_MATERIAL PROVIDED_
§
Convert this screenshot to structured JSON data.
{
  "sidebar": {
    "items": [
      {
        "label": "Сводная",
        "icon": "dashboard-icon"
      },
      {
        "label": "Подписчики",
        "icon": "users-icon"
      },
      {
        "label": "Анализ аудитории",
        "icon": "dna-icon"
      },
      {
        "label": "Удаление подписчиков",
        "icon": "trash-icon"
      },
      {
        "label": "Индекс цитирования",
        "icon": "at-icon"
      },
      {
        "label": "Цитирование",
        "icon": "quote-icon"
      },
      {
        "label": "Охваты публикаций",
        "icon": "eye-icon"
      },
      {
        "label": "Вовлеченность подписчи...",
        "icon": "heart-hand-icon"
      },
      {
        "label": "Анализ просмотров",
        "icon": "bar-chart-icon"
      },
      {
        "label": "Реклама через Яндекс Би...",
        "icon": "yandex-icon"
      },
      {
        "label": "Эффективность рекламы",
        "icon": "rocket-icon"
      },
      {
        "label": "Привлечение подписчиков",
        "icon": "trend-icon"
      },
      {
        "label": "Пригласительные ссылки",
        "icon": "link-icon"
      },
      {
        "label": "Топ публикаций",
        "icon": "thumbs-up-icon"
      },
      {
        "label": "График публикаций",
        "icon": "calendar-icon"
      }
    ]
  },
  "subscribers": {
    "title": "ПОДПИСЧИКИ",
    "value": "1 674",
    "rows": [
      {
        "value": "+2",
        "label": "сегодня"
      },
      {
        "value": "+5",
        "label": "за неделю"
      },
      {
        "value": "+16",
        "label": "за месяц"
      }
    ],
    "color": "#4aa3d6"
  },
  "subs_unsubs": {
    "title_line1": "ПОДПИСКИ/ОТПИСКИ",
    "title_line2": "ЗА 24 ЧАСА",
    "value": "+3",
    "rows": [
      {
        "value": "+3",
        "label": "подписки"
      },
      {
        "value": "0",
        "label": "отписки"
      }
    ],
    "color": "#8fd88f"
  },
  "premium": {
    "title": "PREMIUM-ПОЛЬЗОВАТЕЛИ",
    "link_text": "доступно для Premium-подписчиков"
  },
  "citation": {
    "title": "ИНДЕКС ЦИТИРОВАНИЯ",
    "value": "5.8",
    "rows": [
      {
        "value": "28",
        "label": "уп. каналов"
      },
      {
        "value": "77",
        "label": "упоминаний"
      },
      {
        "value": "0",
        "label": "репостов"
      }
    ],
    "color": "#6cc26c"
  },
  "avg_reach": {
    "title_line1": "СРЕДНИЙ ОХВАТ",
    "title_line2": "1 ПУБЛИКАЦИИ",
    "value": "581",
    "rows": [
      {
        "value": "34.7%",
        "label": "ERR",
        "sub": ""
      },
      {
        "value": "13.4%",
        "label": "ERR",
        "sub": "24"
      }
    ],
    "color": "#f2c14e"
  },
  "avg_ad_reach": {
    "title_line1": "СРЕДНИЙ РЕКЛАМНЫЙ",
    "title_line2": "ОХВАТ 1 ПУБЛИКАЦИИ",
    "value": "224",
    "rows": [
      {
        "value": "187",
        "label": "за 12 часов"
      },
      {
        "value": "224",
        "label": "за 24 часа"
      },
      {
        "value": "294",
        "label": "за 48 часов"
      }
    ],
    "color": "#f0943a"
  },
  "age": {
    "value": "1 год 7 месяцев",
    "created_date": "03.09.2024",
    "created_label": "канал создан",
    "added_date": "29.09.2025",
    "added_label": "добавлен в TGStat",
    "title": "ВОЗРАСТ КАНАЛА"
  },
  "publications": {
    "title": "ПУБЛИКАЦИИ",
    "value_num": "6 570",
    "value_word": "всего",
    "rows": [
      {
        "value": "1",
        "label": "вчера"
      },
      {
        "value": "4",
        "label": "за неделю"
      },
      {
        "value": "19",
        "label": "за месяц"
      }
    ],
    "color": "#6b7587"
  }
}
§
The records above must be output exactly, in full.

Convert this screenshot to structured JSON data.
{
  "sidebar": {
    "items": [
      {
        "label": "Сводная",
        "icon": "dashboard-icon"
      },
      {
        "label": "Подписчики",
        "icon": "users-icon"
      },
      {
        "label": "Анализ аудитории",
        "icon": "dna-icon"
      },
      {
        "label": "Удаление подписчиков",
        "icon": "trash-icon"
      },
      {
        "label": "Индекс цитирования",
        "icon": "at-icon"
      },
      {
        "label": "Цитирование",
        "icon": "quote-icon"
      },
      {
        "label": "Охваты публикаций",
        "icon": "eye-icon"
      },
      {
        "label": "Вовлеченность подписчи...",
        "icon": "heart-hand-icon"
      },
      {
        "label": "Анализ просмотров",
        "icon": "bar-chart-icon"
      },
      {
        "label": "Реклама через Яндекс Би...",
        "icon": "yandex-icon"
      },
      {
        "label": "Эффективность рекламы",
        "icon": "rocket-icon"
      },
      {
        "label": "Привлечение подписчиков",
        "icon": "trend-icon"
      },
      {
        "label": "Пригласительные ссылки",
        "icon": "link-icon"
      },
      {
        "label": "Топ публикаций",
        "icon": "thumbs-up-icon"
      },
      {
        "label": "График публикаций",
        "icon": "calendar-icon"
      }
    ]
  },
  "subscribers": {
    "title": "ПОДПИСЧИКИ",
    "value": "1 674",
    "rows": [
      {
        "value": "+2",
        "label": "сегодня"
      },
      {
        "value": "+5",
        "label": "за неделю"
      },
      {
        "value": "+16",
        "label": "за месяц"
      }
    ],
    "color": "#4aa3d6"
  },
  "subs_unsubs": {
    "title_line1": "ПОДПИСКИ/ОТПИСКИ",
    "title_line2": "ЗА 24 ЧАСА",
    "value": "+3",
    "rows": [
      {
        "value": "+3",
        "label": "подписки"
      },
      {
        "value": "0",
        "label": "отписки"
      }
    ],
    "color": "#8fd88f"
  },
  "premium": {
    "title": "PREMIUM-ПОЛЬЗОВАТЕЛИ",
    "link_text": "доступно для Premium-подписчиков"
  },
  "citation": {
    "title": "ИНДЕКС ЦИТИРОВАНИЯ",
    "value": "5.8",
    "rows": [
      {
        "value": "28",
        "label": "уп. каналов"
      },
      {
        "value": "77",
        "label": "упоминаний"
      },
      {
        "value": "0",
        "label": "репостов"
      }
    ],
    "color": "#6cc26c"
  },
  "avg_reach": {
    "title_line1": "СРЕДНИЙ ОХВАТ",
    "title_line2": "1 ПУБЛИКАЦИИ",
    "value": "581",
    "rows": [
      {
        "value": "34.7%",
        "label": "ERR",
        "sub": ""
      },
      {
        "value": "13.4%",
        "label": "ERR",
        "sub": "24"
      }
    ],
    "color": "#f2c14e"
  },
  "avg_ad_reach": {
    "title_line1": "СРЕДНИЙ РЕКЛАМНЫЙ",
    "title_line2": "ОХВАТ 1 ПУБЛИКАЦИИ",
    "value": "224",
    "rows": [
      {
        "value": "187",
        "label": "за 12 часов"
      },
      {
        "value": "224",
        "label": "за 24 часа"
      },
      {
        "value": "294",
        "label": "за 48 часов"
      }
    ],
    "color": "#f0943a"
  },
  "age": {
    "value": "1 год 7 месяцев",
    "created_date": "03.09.2024",
    "created_label": "канал создан",
    "added_date": "29.09.2025",
    "added_label": "добавлен в TGStat",
    "title": "ВОЗРАСТ КАНАЛА"
  },
  "publications": {
    "title": "ПУБЛИКАЦИИ",
    "value_num": "6 570",
    "value_word": "всего",
    "rows": [
      {
        "value": "1",
        "label": "вчера"
      },
      {
        "value": "4",
        "label": "за неделю"
      },
      {
        "value": "19",
        "label": "за месяц"
      }
    ],
    "color": "#6b7587"
  }
}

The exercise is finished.